- [Given records]

----------

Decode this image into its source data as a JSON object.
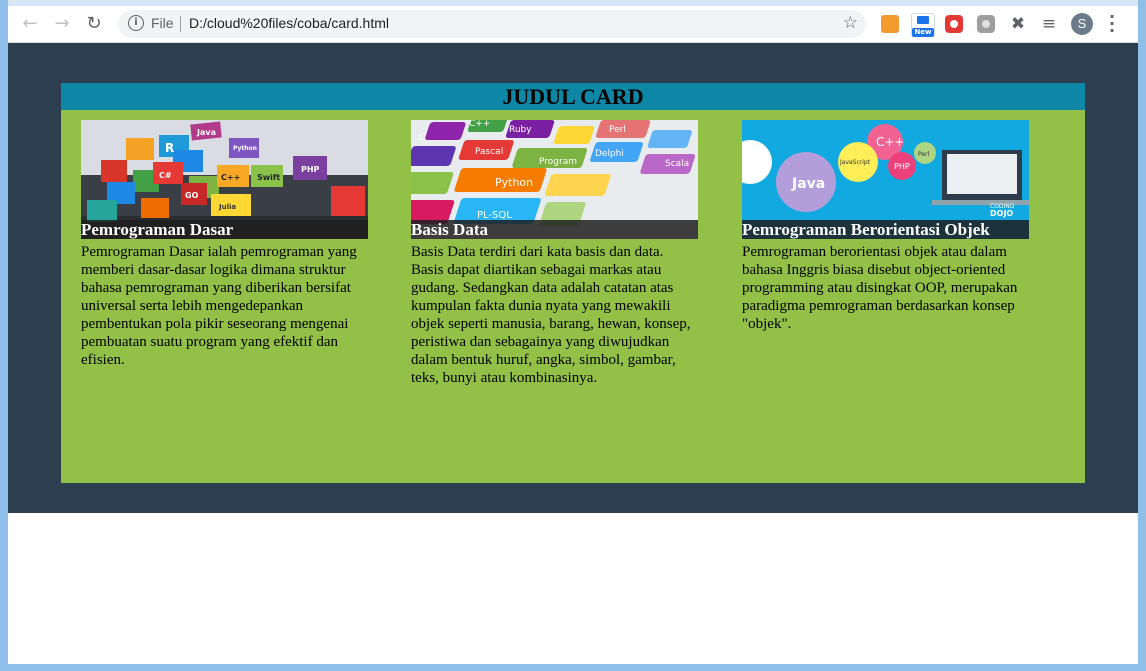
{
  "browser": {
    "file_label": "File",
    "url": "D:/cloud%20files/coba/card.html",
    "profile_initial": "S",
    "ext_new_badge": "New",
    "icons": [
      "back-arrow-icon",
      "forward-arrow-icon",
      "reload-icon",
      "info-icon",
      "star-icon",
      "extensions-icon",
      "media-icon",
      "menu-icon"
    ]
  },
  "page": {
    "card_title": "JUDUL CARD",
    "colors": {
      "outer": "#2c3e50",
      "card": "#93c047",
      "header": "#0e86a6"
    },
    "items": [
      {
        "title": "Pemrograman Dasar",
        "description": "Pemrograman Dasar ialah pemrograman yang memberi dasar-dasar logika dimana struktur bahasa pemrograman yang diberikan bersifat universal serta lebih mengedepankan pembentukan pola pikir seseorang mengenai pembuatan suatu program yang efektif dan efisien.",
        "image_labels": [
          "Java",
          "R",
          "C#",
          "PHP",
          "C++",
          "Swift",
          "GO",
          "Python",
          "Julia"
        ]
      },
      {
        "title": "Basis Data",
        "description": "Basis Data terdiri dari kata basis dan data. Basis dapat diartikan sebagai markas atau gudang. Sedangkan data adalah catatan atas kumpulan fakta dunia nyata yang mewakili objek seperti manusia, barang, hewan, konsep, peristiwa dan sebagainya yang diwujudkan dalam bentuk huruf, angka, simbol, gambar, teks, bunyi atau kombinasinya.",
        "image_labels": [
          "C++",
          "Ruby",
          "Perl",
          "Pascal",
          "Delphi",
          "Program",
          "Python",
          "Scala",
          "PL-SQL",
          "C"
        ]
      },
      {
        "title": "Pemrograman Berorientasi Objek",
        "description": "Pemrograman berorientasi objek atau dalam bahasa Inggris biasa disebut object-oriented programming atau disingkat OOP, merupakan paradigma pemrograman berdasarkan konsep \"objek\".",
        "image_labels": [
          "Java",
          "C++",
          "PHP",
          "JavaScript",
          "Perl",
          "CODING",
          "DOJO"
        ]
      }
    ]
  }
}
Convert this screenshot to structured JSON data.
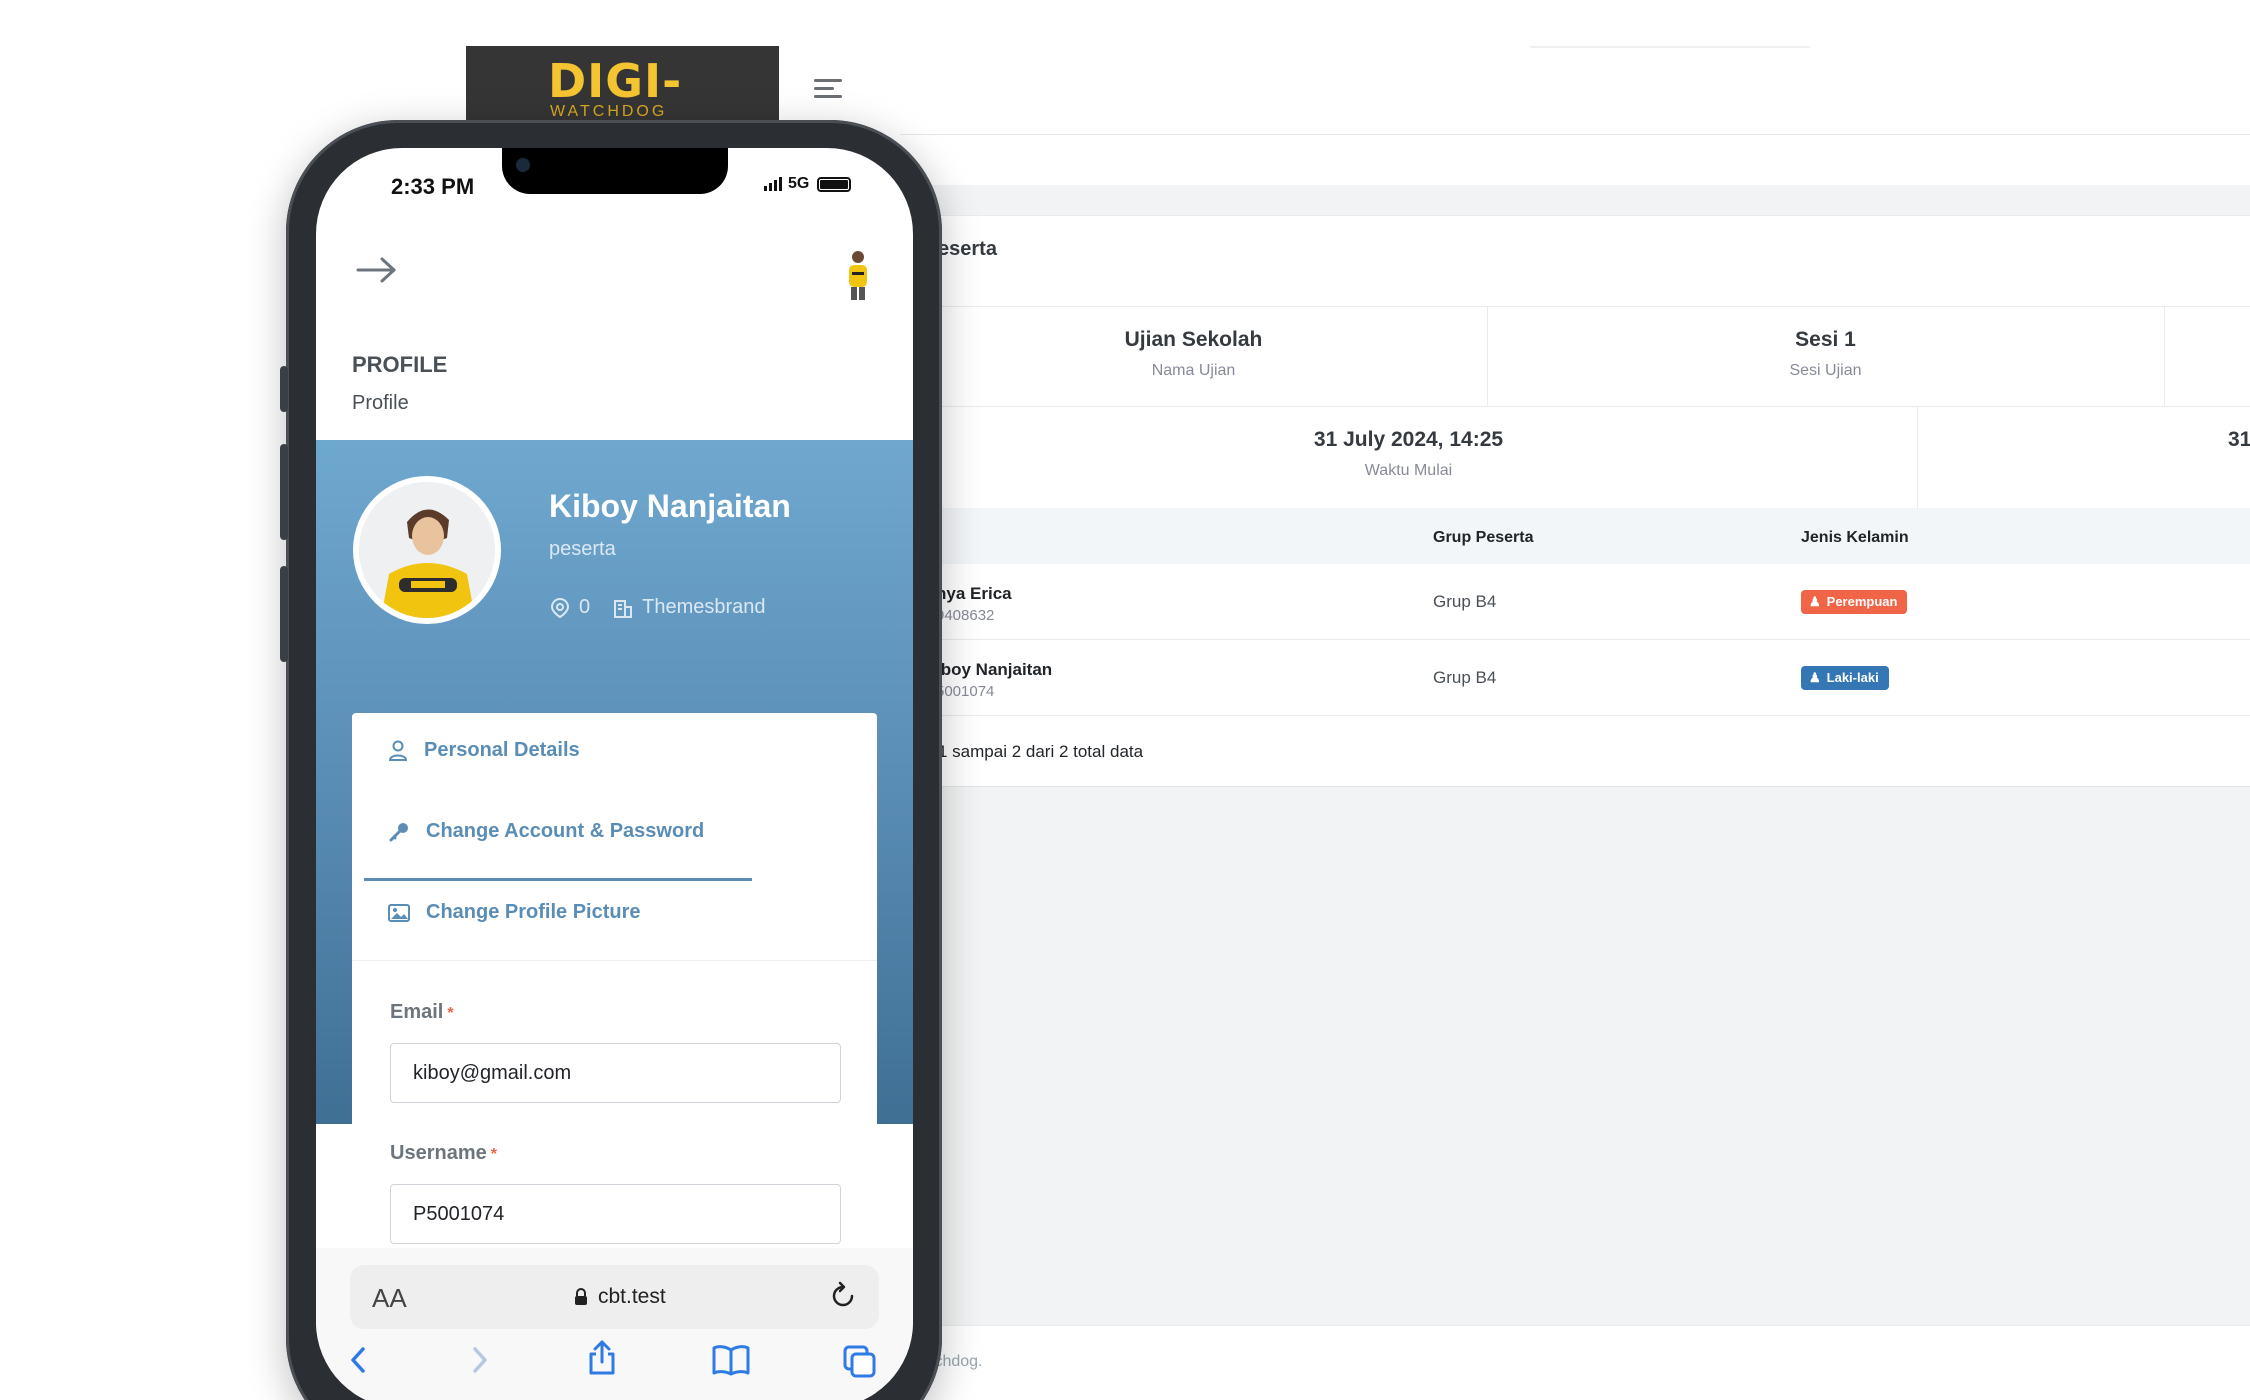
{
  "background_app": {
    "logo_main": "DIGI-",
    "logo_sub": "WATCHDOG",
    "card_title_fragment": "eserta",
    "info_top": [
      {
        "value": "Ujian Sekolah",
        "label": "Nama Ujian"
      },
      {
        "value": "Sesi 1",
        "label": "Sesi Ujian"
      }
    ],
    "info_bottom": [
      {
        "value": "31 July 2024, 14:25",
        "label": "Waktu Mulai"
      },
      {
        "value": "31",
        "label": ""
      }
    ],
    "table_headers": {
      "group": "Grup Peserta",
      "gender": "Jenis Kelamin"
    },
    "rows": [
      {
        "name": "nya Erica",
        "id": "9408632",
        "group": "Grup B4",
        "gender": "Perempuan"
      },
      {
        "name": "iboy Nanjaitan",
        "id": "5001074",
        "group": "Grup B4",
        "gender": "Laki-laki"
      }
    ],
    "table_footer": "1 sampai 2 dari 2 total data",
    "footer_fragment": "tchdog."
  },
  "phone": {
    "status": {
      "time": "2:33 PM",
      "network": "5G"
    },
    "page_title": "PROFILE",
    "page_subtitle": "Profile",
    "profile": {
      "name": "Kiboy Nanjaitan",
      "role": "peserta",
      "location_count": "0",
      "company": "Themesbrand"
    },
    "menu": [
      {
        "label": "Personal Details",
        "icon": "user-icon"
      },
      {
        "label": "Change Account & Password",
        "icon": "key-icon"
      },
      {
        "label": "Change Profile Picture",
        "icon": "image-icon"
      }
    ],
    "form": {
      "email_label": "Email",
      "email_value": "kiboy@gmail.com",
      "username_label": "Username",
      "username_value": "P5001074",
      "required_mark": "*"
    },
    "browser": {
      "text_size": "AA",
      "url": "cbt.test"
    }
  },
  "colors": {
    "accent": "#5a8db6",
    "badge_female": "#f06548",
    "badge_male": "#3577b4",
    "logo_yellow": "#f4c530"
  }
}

----------

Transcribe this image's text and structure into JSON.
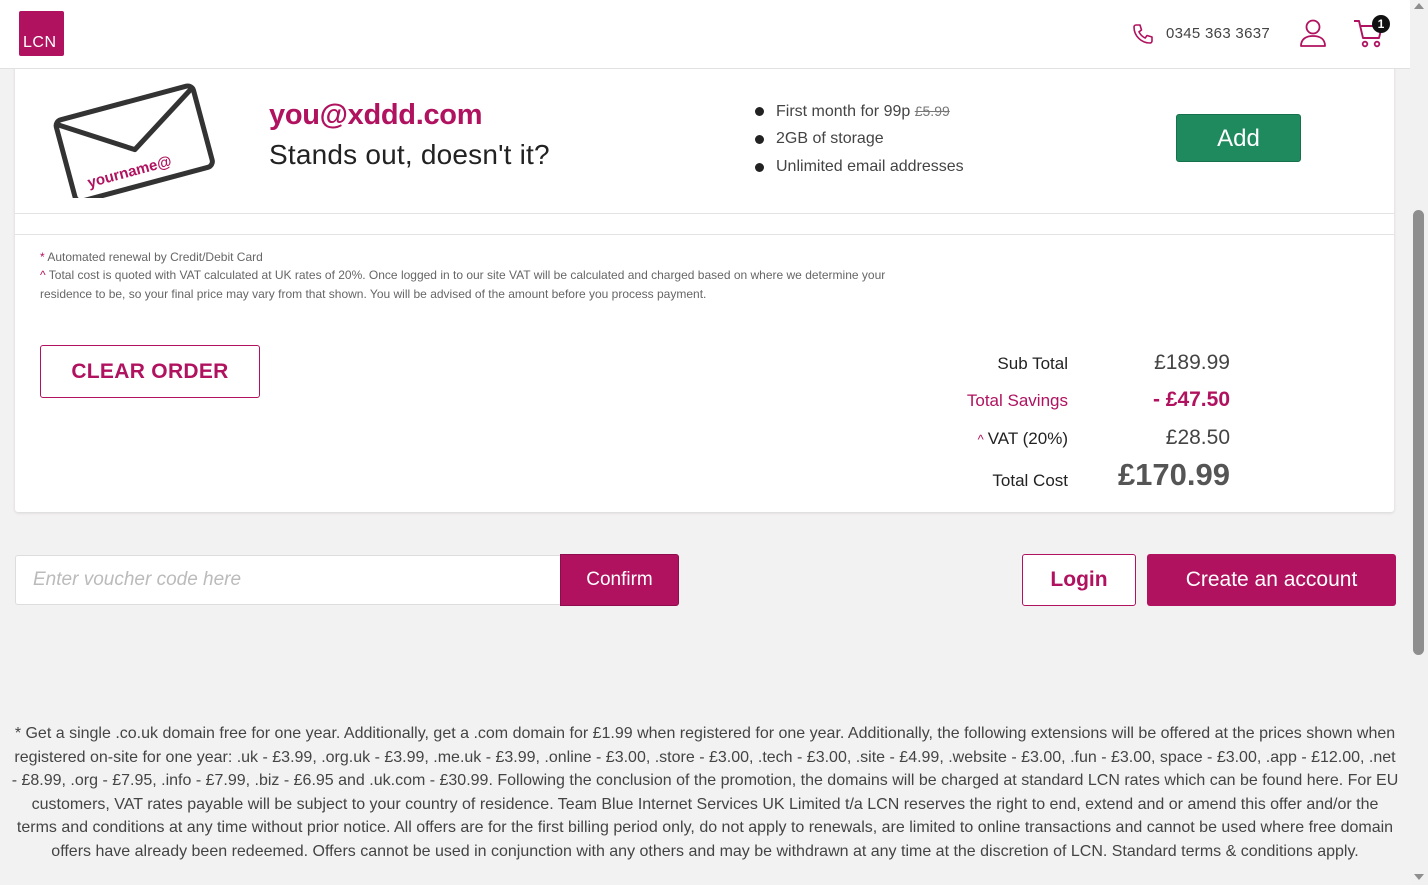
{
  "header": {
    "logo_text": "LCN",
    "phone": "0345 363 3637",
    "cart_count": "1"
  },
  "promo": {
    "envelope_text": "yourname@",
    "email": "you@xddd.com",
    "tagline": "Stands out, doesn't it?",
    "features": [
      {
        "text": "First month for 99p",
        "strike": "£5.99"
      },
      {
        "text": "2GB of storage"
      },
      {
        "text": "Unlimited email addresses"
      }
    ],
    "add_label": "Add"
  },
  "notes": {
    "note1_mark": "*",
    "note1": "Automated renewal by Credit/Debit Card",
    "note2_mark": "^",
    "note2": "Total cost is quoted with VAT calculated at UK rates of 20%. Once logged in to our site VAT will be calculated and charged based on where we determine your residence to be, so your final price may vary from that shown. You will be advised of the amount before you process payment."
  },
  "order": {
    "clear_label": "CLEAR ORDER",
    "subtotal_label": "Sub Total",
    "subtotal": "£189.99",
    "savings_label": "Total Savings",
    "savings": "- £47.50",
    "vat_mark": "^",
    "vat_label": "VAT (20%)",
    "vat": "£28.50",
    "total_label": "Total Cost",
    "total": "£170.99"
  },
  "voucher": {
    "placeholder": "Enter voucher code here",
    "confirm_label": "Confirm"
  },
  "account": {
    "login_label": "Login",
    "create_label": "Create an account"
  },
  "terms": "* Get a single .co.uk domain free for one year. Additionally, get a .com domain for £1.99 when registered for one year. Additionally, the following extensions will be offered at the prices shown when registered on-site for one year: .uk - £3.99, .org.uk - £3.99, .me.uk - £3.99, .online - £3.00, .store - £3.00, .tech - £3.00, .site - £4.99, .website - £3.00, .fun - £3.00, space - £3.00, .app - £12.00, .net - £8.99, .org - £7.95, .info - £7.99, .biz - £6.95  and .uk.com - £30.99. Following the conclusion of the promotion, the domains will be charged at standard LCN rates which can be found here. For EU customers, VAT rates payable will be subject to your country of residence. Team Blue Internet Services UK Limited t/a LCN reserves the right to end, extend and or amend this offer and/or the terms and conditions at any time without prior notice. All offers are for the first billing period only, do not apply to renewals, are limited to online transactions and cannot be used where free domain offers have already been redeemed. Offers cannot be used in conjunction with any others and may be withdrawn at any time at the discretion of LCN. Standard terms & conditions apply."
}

----------

- [Directions for this task] Scan the listing above and identify each line holding the string "Change"; copy every such line.

- [Answer to the task]
        "label": "Change Account & Password",
        "label": "Change Profile Picture",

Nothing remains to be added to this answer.